Reproduce the records below in full and without edits, omitting images.

Stored dataset items
┄┄┄┄┄┄┄┄┄┄┄┄┄┄┄┄┄┄┄┄

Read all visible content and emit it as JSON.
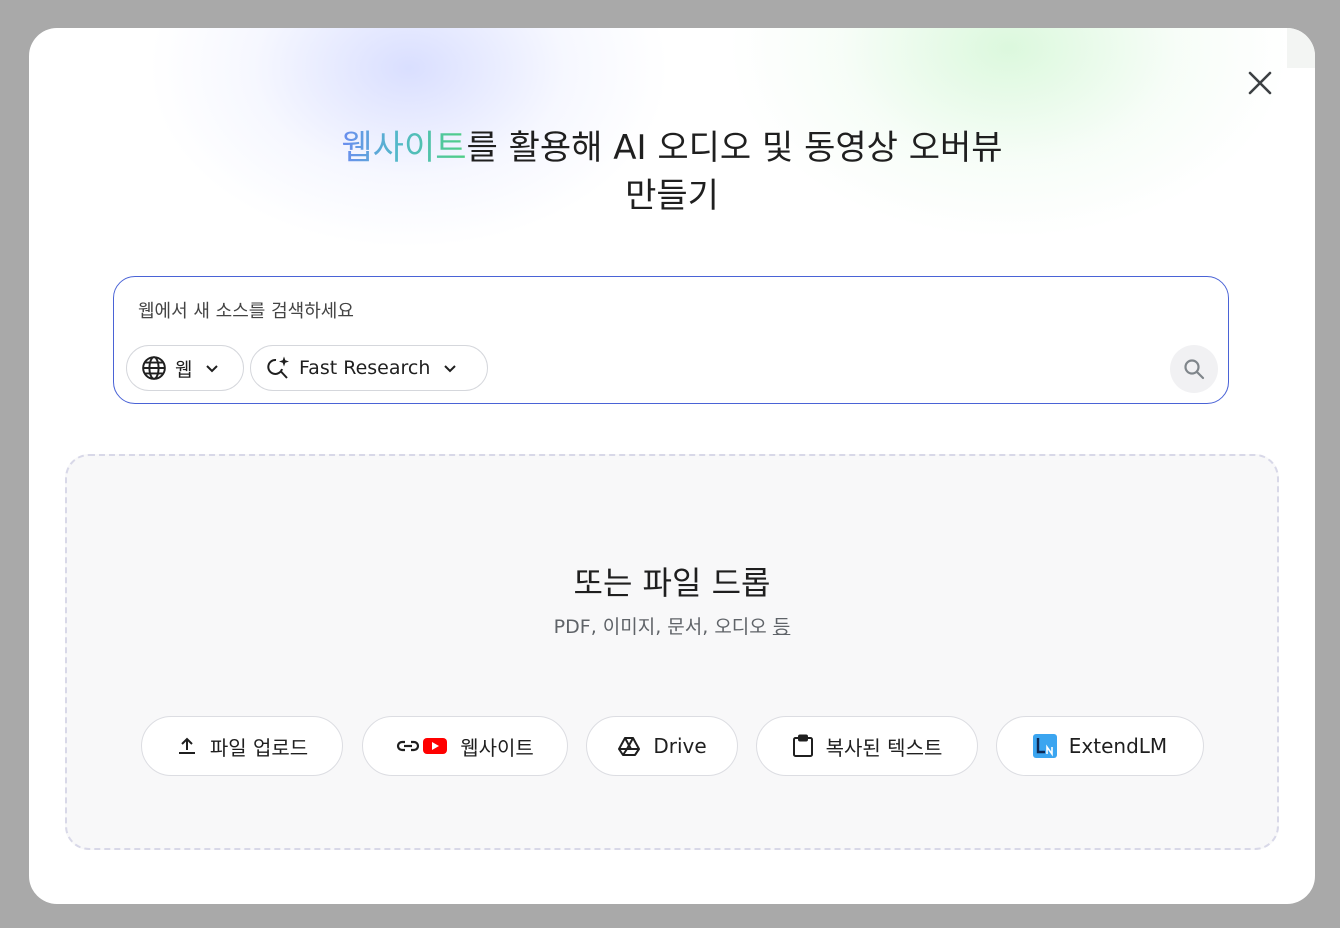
{
  "dialog": {
    "headline": {
      "highlight": "웹사이트",
      "rest_line1": "를 활용해 AI 오디오 및 동영상 오버뷰",
      "line2": "만들기"
    },
    "close_icon": "close-icon"
  },
  "search": {
    "placeholder": "웹에서 새 소스를 검색하세요",
    "source_chip": {
      "label": "웹",
      "icon": "globe-icon"
    },
    "mode_chip": {
      "label": "Fast Research",
      "icon": "sparkle-search-icon"
    },
    "submit_icon": "search-icon"
  },
  "dropzone": {
    "title": "또는 파일 드롭",
    "subtitle_main": "PDF, 이미지, 문서, 오디오",
    "subtitle_link": "등",
    "buttons": [
      {
        "label": "파일 업로드",
        "icon": "upload-icon"
      },
      {
        "label": "웹사이트",
        "icon": "link-icon"
      },
      {
        "label": "Drive",
        "icon": "drive-icon"
      },
      {
        "label": "복사된 텍스트",
        "icon": "clipboard-icon"
      },
      {
        "label": "ExtendLM",
        "icon": "extendlm-icon"
      }
    ]
  },
  "colors": {
    "accent_border": "#4a63d6",
    "gradient_start": "#6b8cf0",
    "gradient_end": "#4fcf83",
    "youtube_red": "#ff0000"
  }
}
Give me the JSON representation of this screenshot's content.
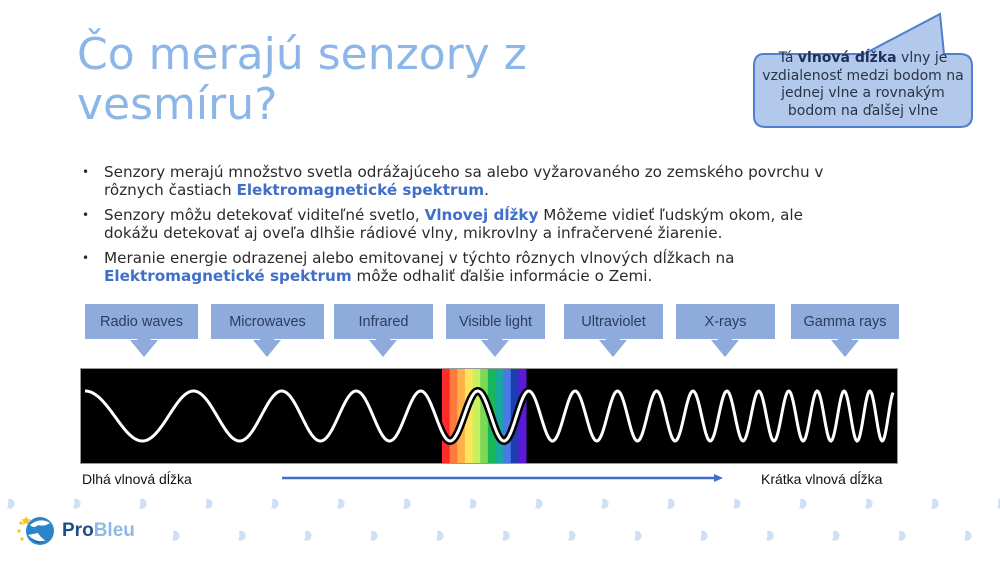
{
  "slide": {
    "title": "Čo merajú senzory z vesmíru?",
    "callout": {
      "prefix": "Tá ",
      "bold": "vlnová dĺžka",
      "suffix": " vlny je vzdialenosť medzi bodom na jednej vlne a rovnakým bodom na ďalšej vlne"
    },
    "bullets": [
      {
        "before": "Senzory merajú množstvo svetla odrážajúceho sa alebo vyžarovaného zo zemského povrchu v rôznych častiach ",
        "highlight": "Elektromagnetické spektrum",
        "after": "."
      },
      {
        "before": "Senzory môžu detekovať viditeľné svetlo, ",
        "highlight": "Vlnovej dĺžky",
        "after": " Môžeme vidieť ľudským okom, ale dokážu detekovať aj oveľa dlhšie rádiové vlny, mikrovlny a infračervené žiarenie."
      },
      {
        "before": "Meranie energie odrazenej alebo emitovanej v týchto rôznych vlnových dĺžkach na ",
        "highlight": "Elektromagnetické spektrum",
        "after": " môže odhaliť ďalšie informácie o Zemi."
      }
    ],
    "bands": [
      "Radio waves",
      "Microwaves",
      "Infrared",
      "Visible light",
      "Ultraviolet",
      "X-rays",
      "Gamma rays"
    ],
    "visible_spectrum_colors": [
      "#ff2a2a",
      "#ff7a3a",
      "#ffb04a",
      "#ffe45a",
      "#c8f060",
      "#7ed858",
      "#18b85a",
      "#19a8a0",
      "#4a7ae8",
      "#1c3fb0",
      "#5a1ad8"
    ],
    "axis": {
      "long_label": "Dlhá vlnová dĺžka",
      "short_label": "Krátka vlnová dĺžka"
    },
    "logo": {
      "pro": "Pro",
      "bleu": "Bleu"
    },
    "colors": {
      "title": "#8cb6e8",
      "highlight": "#3f6fc8",
      "band_box": "#8fabdc",
      "callout_fill": "#b3c9ec",
      "callout_border": "#4f7fcf",
      "arrow": "#3f6fc8",
      "drops": "#cfe0f5"
    }
  }
}
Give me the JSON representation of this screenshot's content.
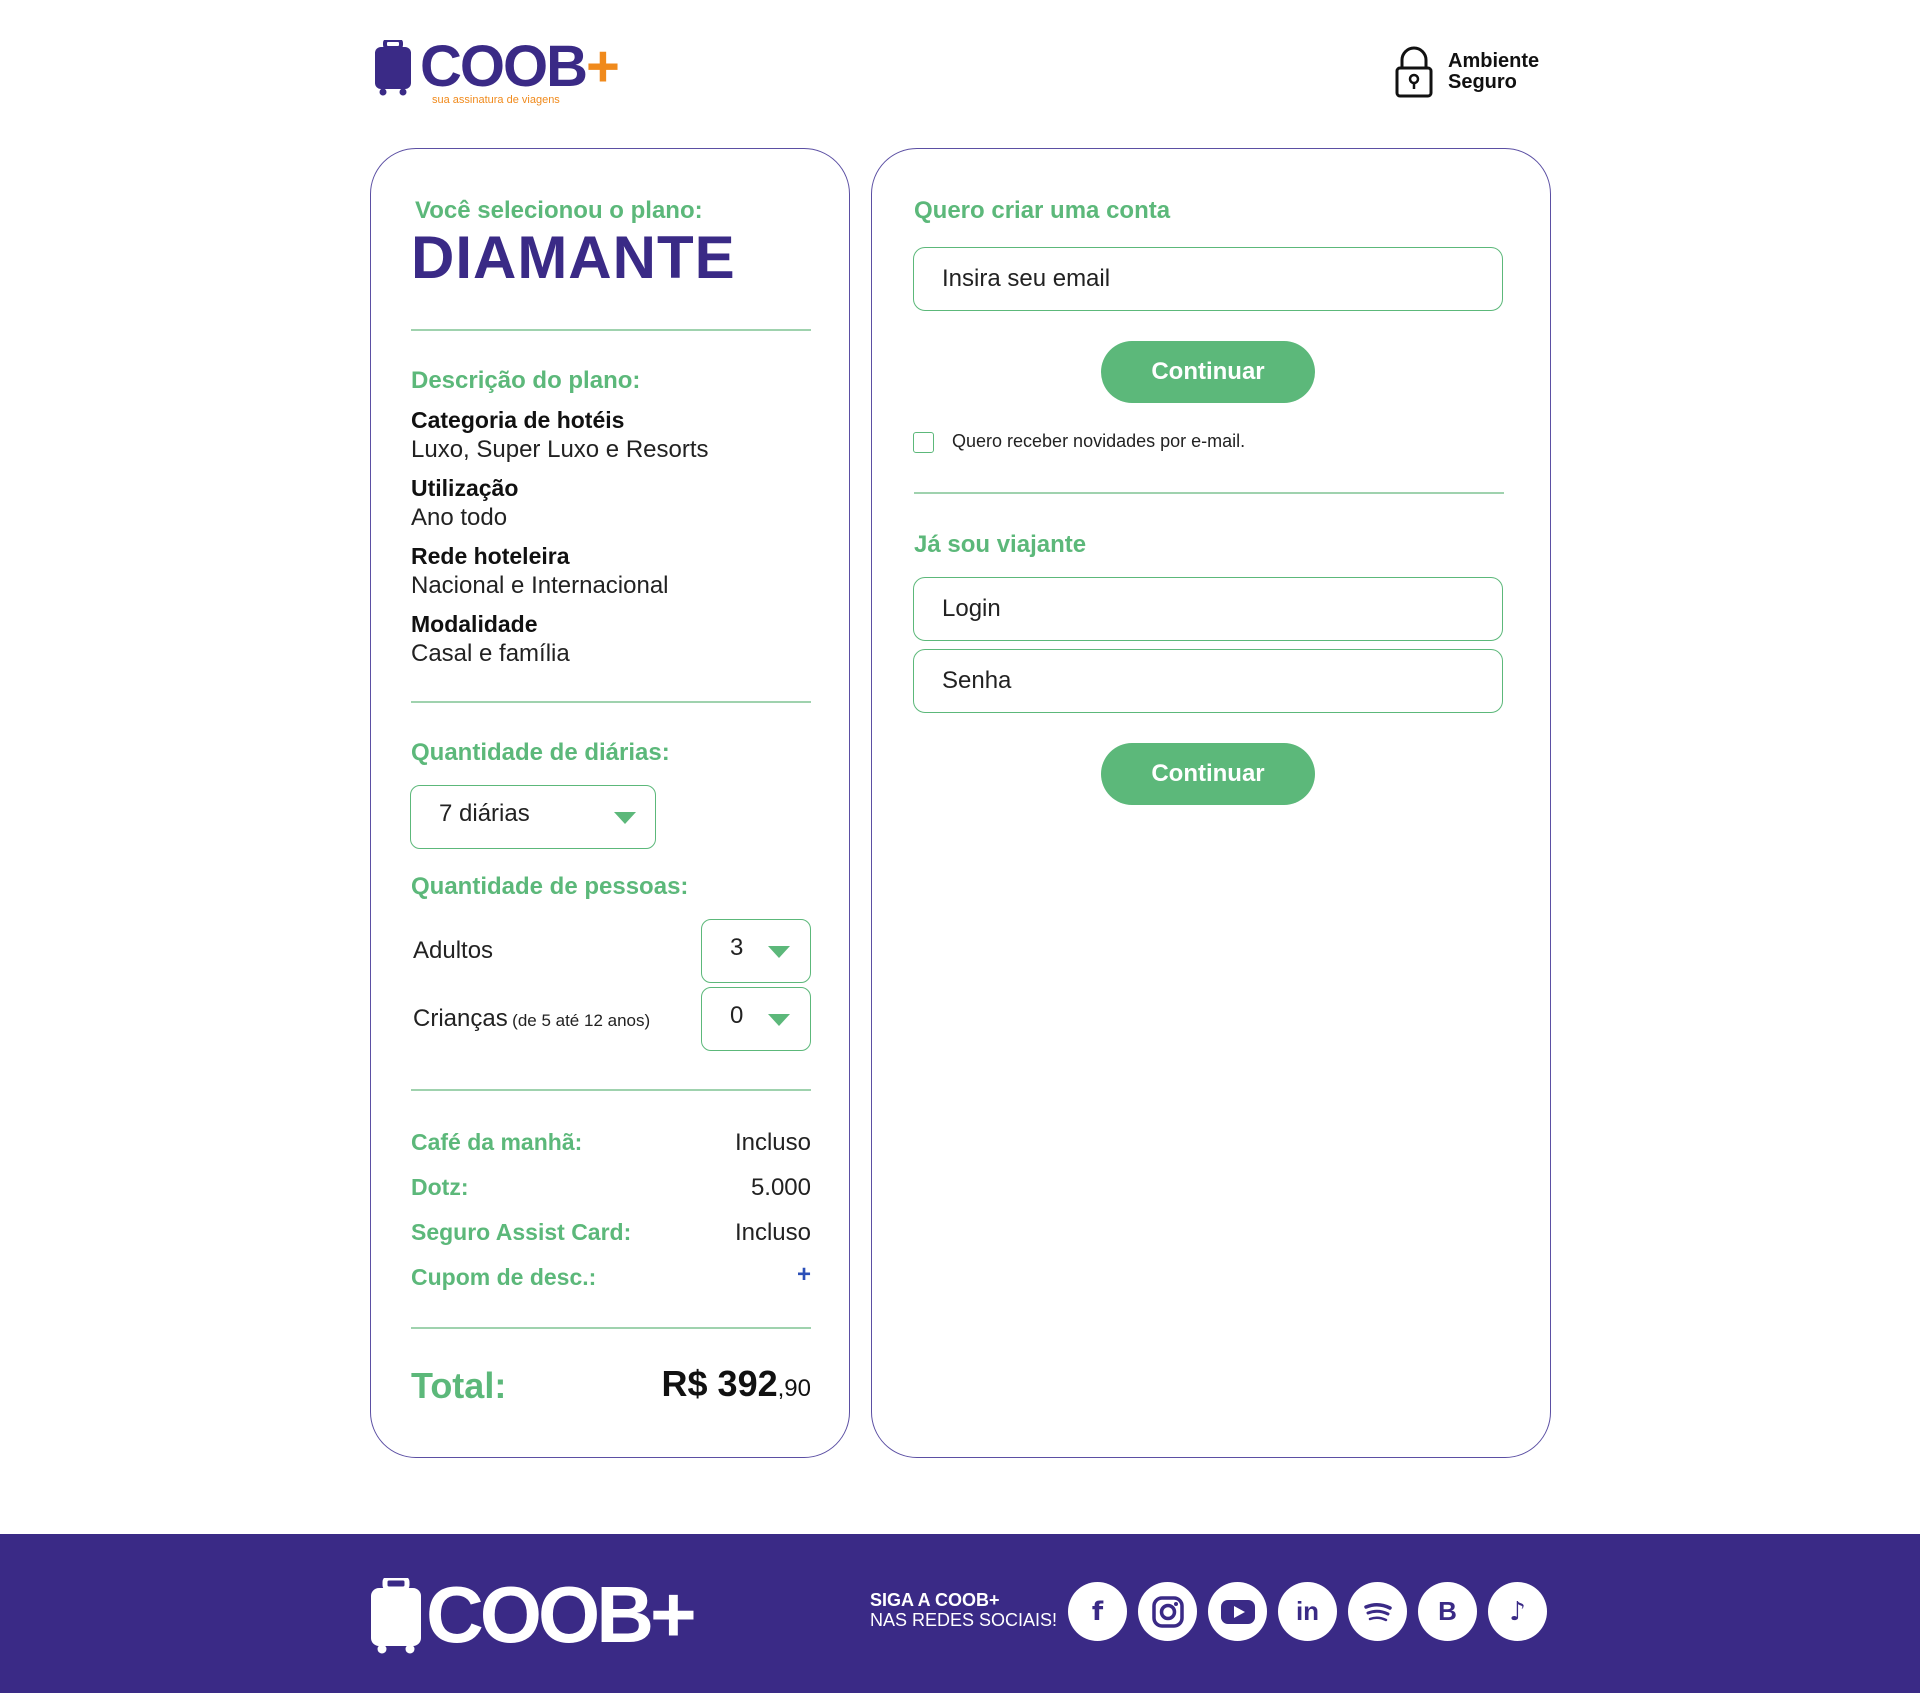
{
  "brand": {
    "name": "COOB",
    "plus": "+",
    "tagline": "sua assinatura de viagens",
    "primary_color": "#3a2a86",
    "accent_color": "#5cb87a",
    "highlight_color": "#f08a1c"
  },
  "header": {
    "secure_line1": "Ambiente",
    "secure_line2": "Seguro",
    "secure_icon": "padlock-icon"
  },
  "plan": {
    "selected_label": "Você selecionou o plano:",
    "name": "DIAMANTE",
    "description_title": "Descrição do plano:",
    "description": [
      {
        "name": "Categoria de hotéis",
        "value": "Luxo, Super Luxo e Resorts"
      },
      {
        "name": "Utilização",
        "value": "Ano todo"
      },
      {
        "name": "Rede hoteleira",
        "value": "Nacional e Internacional"
      },
      {
        "name": "Modalidade",
        "value": "Casal e família"
      }
    ]
  },
  "quantities": {
    "days_title": "Quantidade de diárias:",
    "days_value": "7 diárias",
    "people_title": "Quantidade de pessoas:",
    "adults_label": "Adultos",
    "adults_value": "3",
    "children_label": "Crianças",
    "children_note": "(de 5 até 12 anos)",
    "children_value": "0"
  },
  "extras": [
    {
      "label": "Café da manhã:",
      "value": "Incluso"
    },
    {
      "label": "Dotz:",
      "value": "5.000"
    },
    {
      "label": "Seguro Assist Card:",
      "value": "Incluso"
    }
  ],
  "coupon": {
    "label": "Cupom de desc.:",
    "action": "+"
  },
  "total": {
    "label": "Total:",
    "amount": "R$ 392",
    "cents": ",90"
  },
  "create_account": {
    "title": "Quero criar uma conta",
    "email_placeholder": "Insira seu email",
    "button": "Continuar",
    "newsletter_label": "Quero receber novidades por e-mail."
  },
  "login": {
    "title": "Já sou viajante",
    "login_placeholder": "Login",
    "password_placeholder": "Senha",
    "button": "Continuar"
  },
  "footer": {
    "brand": "COOB+",
    "follow_line1": "SIGA A COOB+",
    "follow_line2": "NAS REDES SOCIAIS!",
    "socials": [
      {
        "name": "facebook-icon",
        "glyph": "f"
      },
      {
        "name": "instagram-icon",
        "glyph": ""
      },
      {
        "name": "youtube-icon",
        "glyph": ""
      },
      {
        "name": "linkedin-icon",
        "glyph": "in"
      },
      {
        "name": "spotify-icon",
        "glyph": ""
      },
      {
        "name": "blogger-icon",
        "glyph": "B"
      },
      {
        "name": "tiktok-icon",
        "glyph": "♪"
      }
    ]
  }
}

┄┄┄┄┄┄┄┄┄┄┄┄┄┄┄┄┄┄┄┄

» Response for this exercise
Read all visible content and emit it as JSON.
{
  "dialog": {
    "headline": {
      "highlight": "웹사이트",
      "rest_line1": "를 활용해 AI 오디오 및 동영상 오버뷰",
      "line2": "만들기"
    },
    "close_icon": "close-icon"
  },
  "search": {
    "placeholder": "웹에서 새 소스를 검색하세요",
    "source_chip": {
      "label": "웹",
      "icon": "globe-icon"
    },
    "mode_chip": {
      "label": "Fast Research",
      "icon": "sparkle-search-icon"
    },
    "submit_icon": "search-icon"
  },
  "dropzone": {
    "title": "또는 파일 드롭",
    "subtitle_main": "PDF, 이미지, 문서, 오디오",
    "subtitle_link": "등",
    "buttons": [
      {
        "label": "파일 업로드",
        "icon": "upload-icon"
      },
      {
        "label": "웹사이트",
        "icon": "link-icon"
      },
      {
        "label": "Drive",
        "icon": "drive-icon"
      },
      {
        "label": "복사된 텍스트",
        "icon": "clipboard-icon"
      },
      {
        "label": "ExtendLM",
        "icon": "extendlm-icon"
      }
    ]
  },
  "colors": {
    "accent_border": "#4a63d6",
    "gradient_start": "#6b8cf0",
    "gradient_end": "#4fcf83",
    "youtube_red": "#ff0000"
  }
}
Give me the JSON representation of this screenshot's content.
{
  "slide": {
    "title": "Čo merajú senzory z vesmíru?",
    "callout": {
      "prefix": "Tá ",
      "bold": "vlnová dĺžka",
      "suffix": " vlny je vzdialenosť medzi bodom na jednej vlne a rovnakým bodom na ďalšej vlne"
    },
    "bullets": [
      {
        "before": "Senzory merajú množstvo svetla odrážajúceho sa alebo vyžarovaného zo zemského povrchu v rôznych častiach ",
        "highlight": "Elektromagnetické spektrum",
        "after": "."
      },
      {
        "before": "Senzory môžu detekovať viditeľné svetlo, ",
        "highlight": "Vlnovej dĺžky",
        "after": " Môžeme vidieť ľudským okom, ale dokážu detekovať aj oveľa dlhšie rádiové vlny, mikrovlny a infračervené žiarenie."
      },
      {
        "before": "Meranie energie odrazenej alebo emitovanej v týchto rôznych vlnových dĺžkach na ",
        "highlight": "Elektromagnetické spektrum",
        "after": " môže odhaliť ďalšie informácie o Zemi."
      }
    ],
    "bands": [
      "Radio waves",
      "Microwaves",
      "Infrared",
      "Visible light",
      "Ultraviolet",
      "X-rays",
      "Gamma rays"
    ],
    "visible_spectrum_colors": [
      "#ff2a2a",
      "#ff7a3a",
      "#ffb04a",
      "#ffe45a",
      "#c8f060",
      "#7ed858",
      "#18b85a",
      "#19a8a0",
      "#4a7ae8",
      "#1c3fb0",
      "#5a1ad8"
    ],
    "axis": {
      "long_label": "Dlhá vlnová dĺžka",
      "short_label": "Krátka vlnová dĺžka"
    },
    "logo": {
      "pro": "Pro",
      "bleu": "Bleu"
    },
    "colors": {
      "title": "#8cb6e8",
      "highlight": "#3f6fc8",
      "band_box": "#8fabdc",
      "callout_fill": "#b3c9ec",
      "callout_border": "#4f7fcf",
      "arrow": "#3f6fc8",
      "drops": "#cfe0f5"
    }
  }
}
Give me the JSON representation of this screenshot's content.
{
  "brand": {
    "name": "COOB",
    "plus": "+",
    "tagline": "sua assinatura de viagens",
    "primary_color": "#3a2a86",
    "accent_color": "#5cb87a",
    "highlight_color": "#f08a1c"
  },
  "header": {
    "secure_line1": "Ambiente",
    "secure_line2": "Seguro",
    "secure_icon": "padlock-icon"
  },
  "plan": {
    "selected_label": "Você selecionou o plano:",
    "name": "DIAMANTE",
    "description_title": "Descrição do plano:",
    "description": [
      {
        "name": "Categoria de hotéis",
        "value": "Luxo, Super Luxo e Resorts"
      },
      {
        "name": "Utilização",
        "value": "Ano todo"
      },
      {
        "name": "Rede hoteleira",
        "value": "Nacional e Internacional"
      },
      {
        "name": "Modalidade",
        "value": "Casal e família"
      }
    ]
  },
  "quantities": {
    "days_title": "Quantidade de diárias:",
    "days_value": "7 diárias",
    "people_title": "Quantidade de pessoas:",
    "adults_label": "Adultos",
    "adults_value": "3",
    "children_label": "Crianças",
    "children_note": "(de 5 até 12 anos)",
    "children_value": "0"
  },
  "extras": [
    {
      "label": "Café da manhã:",
      "value": "Incluso"
    },
    {
      "label": "Dotz:",
      "value": "5.000"
    },
    {
      "label": "Seguro Assist Card:",
      "value": "Incluso"
    }
  ],
  "coupon": {
    "label": "Cupom de desc.:",
    "action": "+"
  },
  "total": {
    "label": "Total:",
    "amount": "R$ 392",
    "cents": ",90"
  },
  "create_account": {
    "title": "Quero criar uma conta",
    "email_placeholder": "Insira seu email",
    "button": "Continuar",
    "newsletter_label": "Quero receber novidades por e-mail."
  },
  "login": {
    "title": "Já sou viajante",
    "login_placeholder": "Login",
    "password_placeholder": "Senha",
    "button": "Continuar"
  },
  "footer": {
    "brand": "COOB+",
    "follow_line1": "SIGA A COOB+",
    "follow_line2": "NAS REDES SOCIAIS!",
    "socials": [
      {
        "name": "facebook-icon",
        "glyph": "f"
      },
      {
        "name": "instagram-icon",
        "glyph": ""
      },
      {
        "name": "youtube-icon",
        "glyph": ""
      },
      {
        "name": "linkedin-icon",
        "glyph": "in"
      },
      {
        "name": "spotify-icon",
        "glyph": ""
      },
      {
        "name": "blogger-icon",
        "glyph": "B"
      },
      {
        "name": "tiktok-icon",
        "glyph": "♪"
      }
    ]
  }
}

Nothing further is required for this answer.